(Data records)
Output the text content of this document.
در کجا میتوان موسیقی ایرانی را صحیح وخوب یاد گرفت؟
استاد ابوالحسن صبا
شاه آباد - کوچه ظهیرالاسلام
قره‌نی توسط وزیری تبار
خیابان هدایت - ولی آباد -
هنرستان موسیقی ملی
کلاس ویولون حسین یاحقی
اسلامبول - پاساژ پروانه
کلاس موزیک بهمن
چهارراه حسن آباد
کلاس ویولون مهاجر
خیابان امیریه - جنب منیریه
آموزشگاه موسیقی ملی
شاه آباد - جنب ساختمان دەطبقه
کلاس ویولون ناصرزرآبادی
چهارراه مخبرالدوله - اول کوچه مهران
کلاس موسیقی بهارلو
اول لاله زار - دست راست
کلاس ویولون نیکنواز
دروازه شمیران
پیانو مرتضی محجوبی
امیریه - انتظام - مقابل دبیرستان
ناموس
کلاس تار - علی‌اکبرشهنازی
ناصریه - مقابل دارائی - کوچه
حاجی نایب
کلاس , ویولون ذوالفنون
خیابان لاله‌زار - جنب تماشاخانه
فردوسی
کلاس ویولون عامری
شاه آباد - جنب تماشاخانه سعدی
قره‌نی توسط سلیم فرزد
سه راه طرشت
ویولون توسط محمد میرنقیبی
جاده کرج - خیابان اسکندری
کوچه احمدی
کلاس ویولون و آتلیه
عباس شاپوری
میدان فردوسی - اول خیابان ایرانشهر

> [THE PROBLEM]
The data above must be returned in full, exactly as written.

> [RESULT FOR THIS TASK]
Output the text content of this document.
در کجا میتوان موسیقی ایرانی را صحیح وخوب یاد گرفت؟
استاد ابوالحسن صبا
شاه آباد - کوچه ظهیرالاسلام
قره‌نی توسط وزیری تبار
خیابان هدایت - ولی آباد -
هنرستان موسیقی ملی
کلاس ویولون حسین یاحقی
اسلامبول - پاساژ پروانه
کلاس موزیک بهمن
چهارراه حسن آباد
کلاس ویولون مهاجر
خیابان امیریه - جنب منیریه
آموزشگاه موسیقی ملی
شاه آباد - جنب ساختمان دەطبقه
کلاس ویولون ناصرزرآبادی
چهارراه مخبرالدوله - اول کوچه مهران
کلاس موسیقی بهارلو
اول لاله زار - دست راست
کلاس ویولون نیکنواز
دروازه شمیران
پیانو مرتضی محجوبی
امیریه - انتظام - مقابل دبیرستان
ناموس
کلاس تار - علی‌اکبرشهنازی
ناصریه - مقابل دارائی - کوچه
حاجی نایب
کلاس , ویولون ذوالفنون
خیابان لاله‌زار - جنب تماشاخانه
فردوسی
کلاس ویولون عامری
شاه آباد - جنب تماشاخانه سعدی
قره‌نی توسط سلیم فرزد
سه راه طرشت
ویولون توسط محمد میرنقیبی
جاده کرج - خیابان اسکندری
کوچه احمدی
کلاس ویولون و آتلیه
عباس شاپوری
میدان فردوسی - اول خیابان ایرانشهر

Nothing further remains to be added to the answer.